◆ **Source extract**:
New Evangelization 7

Hey folks! We’re finally at the end of journey through Cardinal Dolan’s speech last week about the New Evangelization. The full speech is here, and don’t forget to read Part 1 & Part 2!  Let’s get right into the last part of the Cardinal’s speech.

Pillar 7

“Joy, love . . . and, last point . . . sorry to bring it up, . . . but blood.”

Blood. What we’re talking about here is, of course, martyrdom. In his speech, Cardinal Dolan referenced the connection between the color of his biretta he wears as a Cardinal (red) with his call to shed his blood for the sake of the Church and the spread of the Faith. Let us pray that he will never have to take that step, but that if he does he has the courage to accomplish God’s will.

“The blood of the martyrs is the seed of the church,” Tertullian tells us in Apologeticum. The witness of the Church’s martyrs shouts out to people and evangelizes in a way that words never could. Eleven of the 12 Apostles died a martyr’s death, all choosing to die for our faith rather than live without it. My patron saint, St. Sebastian, was martyred in the early church during the Roman persecutions. Our Church’s history is riddled with examples of men and women shedding their blood for Christ and His Church.

Martyrdom, however, is not something reserved only for Cardinals and Popes. We all must be ready to shed our blood for Christ. Thankfully, many of us will never be asked to shed our blood for our Faith. But that doesn’t mean that we cannot be martyrs. Several bishops have predicted coming persecution for the American Church, where clergy and laity alike could be arrested for proclaiming the Truth. Among those bishops are Cardinal Burke and Bishop Aquila of Fargo, ND.

◆ **Problem description**: Copy out the stretch of the post on the New Evangelization from "New Evangelization 7" through "accomplish God’s will.", word for word.

◆ **Data extract**:
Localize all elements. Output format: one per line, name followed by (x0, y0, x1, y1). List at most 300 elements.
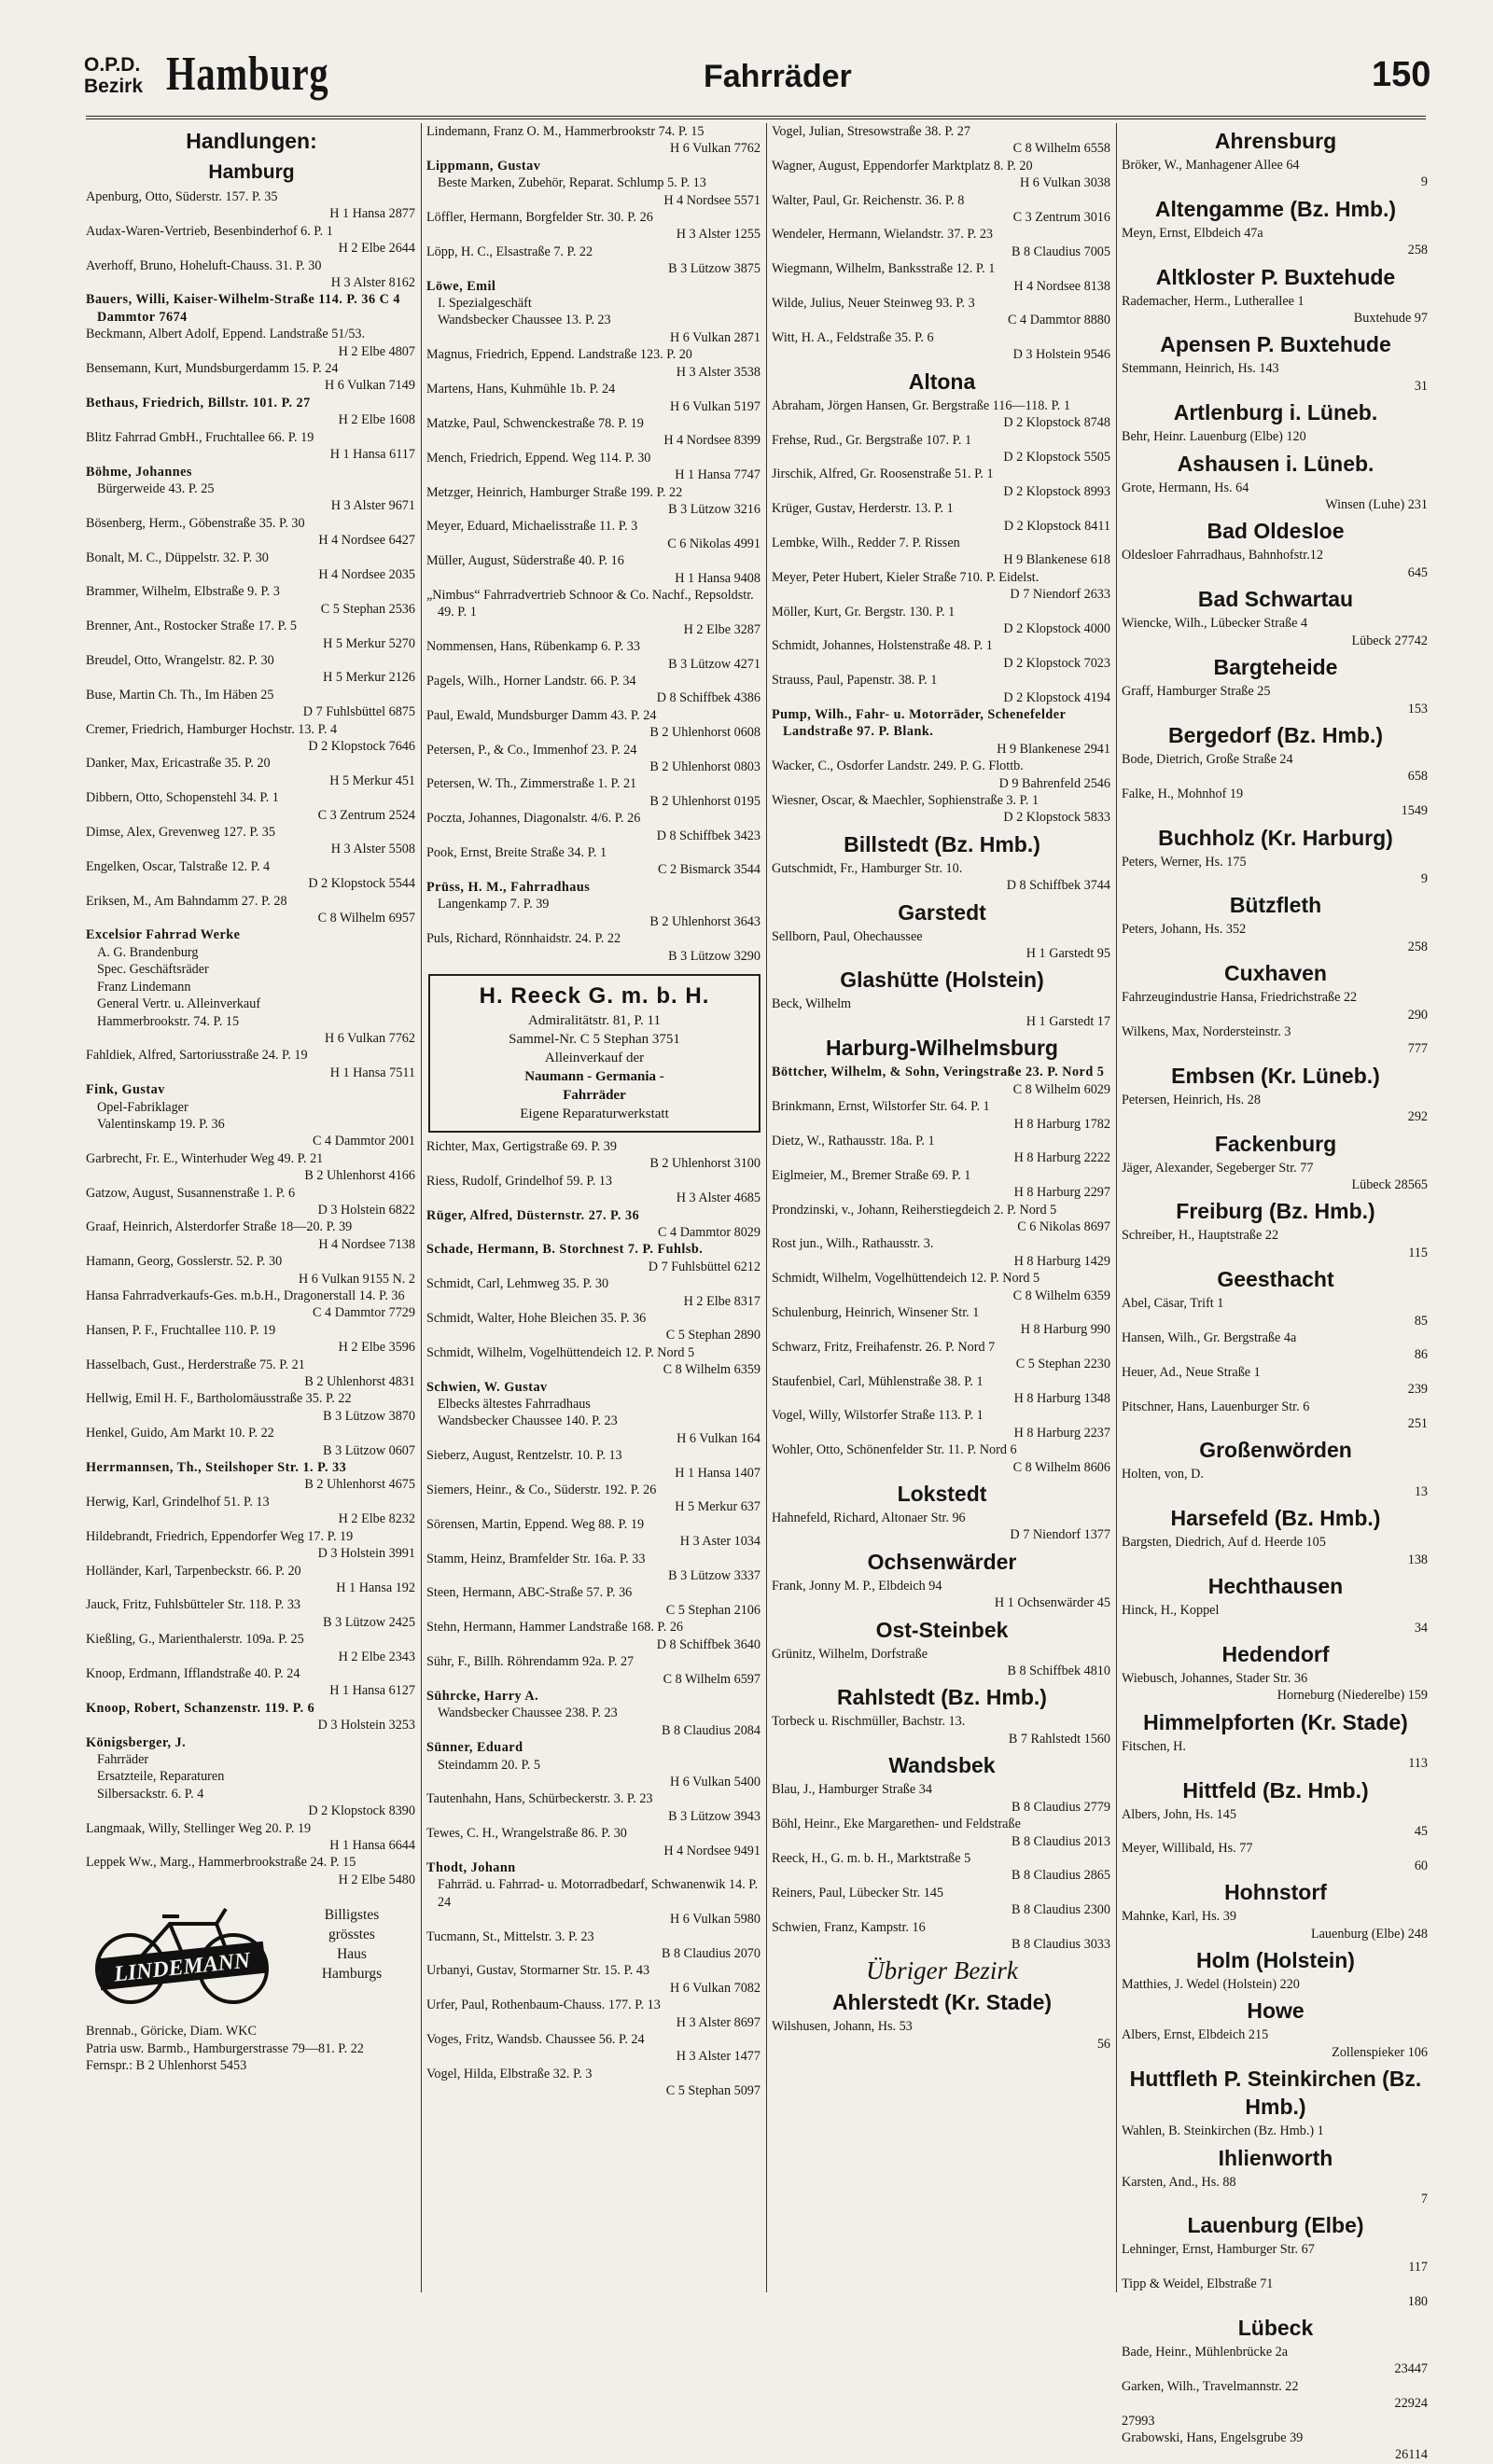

◆ **Result of this task**:
New Evangelization 7

Hey folks! We’re finally at the end of journey through Cardinal Dolan’s speech last week about the New Evangelization. The full speech is here, and don’t forget to read Part 1 & Part 2!  Let’s get right into the last part of the Cardinal’s speech.

Pillar 7

“Joy, love . . . and, last point . . . sorry to bring it up, . . . but blood.”

Blood. What we’re talking about here is, of course, martyrdom. In his speech, Cardinal Dolan referenced the connection between the color of his biretta he wears as a Cardinal (red) with his call to shed his blood for the sake of the Church and the spread of the Faith. Let us pray that he will never have to take that step, but that if he does he has the courage to accomplish God’s will.